§ **Directive**: Look below for the line containing "Output the text content of this document.". Output it and each remaining line of the entries exactly, and nothing else.
======
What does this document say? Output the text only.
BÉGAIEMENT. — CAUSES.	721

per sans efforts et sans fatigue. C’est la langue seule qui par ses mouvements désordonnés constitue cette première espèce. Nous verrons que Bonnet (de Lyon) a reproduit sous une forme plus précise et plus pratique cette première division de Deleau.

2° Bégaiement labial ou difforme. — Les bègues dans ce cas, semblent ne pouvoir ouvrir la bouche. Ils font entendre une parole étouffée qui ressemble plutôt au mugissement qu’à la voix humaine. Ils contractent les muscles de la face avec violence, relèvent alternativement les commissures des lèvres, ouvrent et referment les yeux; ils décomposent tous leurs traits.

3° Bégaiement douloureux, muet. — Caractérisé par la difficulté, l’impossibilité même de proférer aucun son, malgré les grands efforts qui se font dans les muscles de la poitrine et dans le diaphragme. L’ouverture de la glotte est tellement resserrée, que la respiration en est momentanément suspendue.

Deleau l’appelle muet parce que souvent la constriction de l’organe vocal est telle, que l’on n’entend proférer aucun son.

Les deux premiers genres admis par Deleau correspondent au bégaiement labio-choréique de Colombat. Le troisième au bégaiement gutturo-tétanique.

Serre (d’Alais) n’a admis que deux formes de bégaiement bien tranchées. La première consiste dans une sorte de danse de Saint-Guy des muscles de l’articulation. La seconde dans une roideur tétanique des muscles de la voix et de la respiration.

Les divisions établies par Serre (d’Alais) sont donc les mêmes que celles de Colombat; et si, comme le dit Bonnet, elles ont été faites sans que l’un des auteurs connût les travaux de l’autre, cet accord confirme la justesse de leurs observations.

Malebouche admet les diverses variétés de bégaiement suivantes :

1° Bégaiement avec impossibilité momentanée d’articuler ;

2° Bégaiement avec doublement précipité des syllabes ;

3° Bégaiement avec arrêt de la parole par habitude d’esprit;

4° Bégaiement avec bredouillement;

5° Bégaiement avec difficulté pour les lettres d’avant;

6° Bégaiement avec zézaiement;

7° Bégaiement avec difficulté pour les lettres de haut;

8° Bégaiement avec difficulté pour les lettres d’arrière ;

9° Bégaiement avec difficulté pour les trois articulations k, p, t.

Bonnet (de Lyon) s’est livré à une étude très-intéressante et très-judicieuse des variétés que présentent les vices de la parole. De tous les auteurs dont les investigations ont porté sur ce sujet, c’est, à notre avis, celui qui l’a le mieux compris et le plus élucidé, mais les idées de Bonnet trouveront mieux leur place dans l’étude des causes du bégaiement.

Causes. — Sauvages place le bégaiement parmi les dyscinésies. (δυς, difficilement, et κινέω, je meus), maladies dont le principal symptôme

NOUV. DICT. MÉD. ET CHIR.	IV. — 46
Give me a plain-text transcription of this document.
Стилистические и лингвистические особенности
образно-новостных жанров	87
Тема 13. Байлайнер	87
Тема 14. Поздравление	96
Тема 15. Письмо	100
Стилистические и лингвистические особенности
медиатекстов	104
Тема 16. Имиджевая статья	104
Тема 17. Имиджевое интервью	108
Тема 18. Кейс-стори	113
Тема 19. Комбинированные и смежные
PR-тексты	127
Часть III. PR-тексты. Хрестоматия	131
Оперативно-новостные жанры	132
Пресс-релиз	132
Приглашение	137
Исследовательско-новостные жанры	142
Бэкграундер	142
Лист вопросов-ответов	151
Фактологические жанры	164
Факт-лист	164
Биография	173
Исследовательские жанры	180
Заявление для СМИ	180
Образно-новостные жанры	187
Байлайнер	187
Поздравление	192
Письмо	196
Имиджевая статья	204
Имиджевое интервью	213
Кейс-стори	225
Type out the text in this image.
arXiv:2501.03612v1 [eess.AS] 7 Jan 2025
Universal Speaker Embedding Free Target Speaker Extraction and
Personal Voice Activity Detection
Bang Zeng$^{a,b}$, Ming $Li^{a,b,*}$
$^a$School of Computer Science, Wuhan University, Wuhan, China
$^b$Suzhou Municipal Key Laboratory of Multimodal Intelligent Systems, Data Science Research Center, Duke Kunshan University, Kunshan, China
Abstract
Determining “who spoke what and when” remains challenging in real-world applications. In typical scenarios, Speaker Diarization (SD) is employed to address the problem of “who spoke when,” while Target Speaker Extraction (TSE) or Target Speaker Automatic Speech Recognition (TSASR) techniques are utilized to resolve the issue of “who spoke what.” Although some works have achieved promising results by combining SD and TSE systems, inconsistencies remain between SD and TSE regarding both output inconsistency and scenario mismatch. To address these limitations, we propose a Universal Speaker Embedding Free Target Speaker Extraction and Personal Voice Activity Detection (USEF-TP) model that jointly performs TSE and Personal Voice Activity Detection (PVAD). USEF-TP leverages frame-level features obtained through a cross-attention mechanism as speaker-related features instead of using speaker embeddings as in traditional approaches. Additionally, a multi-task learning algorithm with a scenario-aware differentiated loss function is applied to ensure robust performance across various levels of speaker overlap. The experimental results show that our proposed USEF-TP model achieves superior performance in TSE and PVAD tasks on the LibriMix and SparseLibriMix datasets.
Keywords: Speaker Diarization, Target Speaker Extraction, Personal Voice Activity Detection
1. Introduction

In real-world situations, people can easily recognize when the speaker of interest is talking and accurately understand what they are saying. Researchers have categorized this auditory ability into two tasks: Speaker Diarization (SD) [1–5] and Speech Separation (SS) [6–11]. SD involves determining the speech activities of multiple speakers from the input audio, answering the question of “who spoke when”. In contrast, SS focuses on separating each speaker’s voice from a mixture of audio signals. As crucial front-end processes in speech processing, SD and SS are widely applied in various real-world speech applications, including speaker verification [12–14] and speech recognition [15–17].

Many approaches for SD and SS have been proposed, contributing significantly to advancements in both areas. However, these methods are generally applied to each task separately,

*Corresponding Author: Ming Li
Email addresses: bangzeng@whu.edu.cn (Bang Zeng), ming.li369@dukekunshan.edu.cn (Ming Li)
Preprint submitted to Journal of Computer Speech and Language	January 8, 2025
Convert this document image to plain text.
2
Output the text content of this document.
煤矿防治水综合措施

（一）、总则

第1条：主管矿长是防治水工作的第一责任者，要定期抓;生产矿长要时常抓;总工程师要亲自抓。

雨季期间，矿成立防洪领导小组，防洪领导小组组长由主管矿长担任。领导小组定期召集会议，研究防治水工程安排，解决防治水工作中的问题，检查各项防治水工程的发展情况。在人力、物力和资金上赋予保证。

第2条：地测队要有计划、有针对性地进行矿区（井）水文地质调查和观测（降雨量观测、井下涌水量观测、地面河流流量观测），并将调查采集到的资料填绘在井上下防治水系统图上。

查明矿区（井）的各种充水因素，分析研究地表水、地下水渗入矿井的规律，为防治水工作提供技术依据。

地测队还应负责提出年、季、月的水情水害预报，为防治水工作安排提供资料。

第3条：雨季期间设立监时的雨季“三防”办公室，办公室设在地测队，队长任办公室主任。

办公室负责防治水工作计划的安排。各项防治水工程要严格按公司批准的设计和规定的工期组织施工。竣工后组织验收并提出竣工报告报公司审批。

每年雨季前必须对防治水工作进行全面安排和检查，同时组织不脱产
======
§ **Reply to the exercise**:
Output the text content of this document.
煤矿防治水综合措施

（一）、总则

第1条：主管矿长是防治水工作的第一责任者，要定期抓;生产矿长要时常抓;总工程师要亲自抓。

雨季期间，矿成立防洪领导小组，防洪领导小组组长由主管矿长担任。领导小组定期召集会议，研究防治水工程安排，解决防治水工作中的问题，检查各项防治水工程的发展情况。在人力、物力和资金上赋予保证。

第2条：地测队要有计划、有针对性地进行矿区（井）水文地质调查和观测（降雨量观测、井下涌水量观测、地面河流流量观测），并将调查采集到的资料填绘在井上下防治水系统图上。

查明矿区（井）的各种充水因素，分析研究地表水、地下水渗入矿井的规律，为防治水工作提供技术依据。

地测队还应负责提出年、季、月的水情水害预报，为防治水工作安排提供资料。

第3条：雨季期间设立监时的雨季“三防”办公室，办公室设在地测队，队长任办公室主任。

办公室负责防治水工作计划的安排。各项防治水工程要严格按公司批准的设计和规定的工期组织施工。竣工后组织验收并提出竣工报告报公司审批。

每年雨季前必须对防治水工作进行全面安排和检查，同时组织不脱产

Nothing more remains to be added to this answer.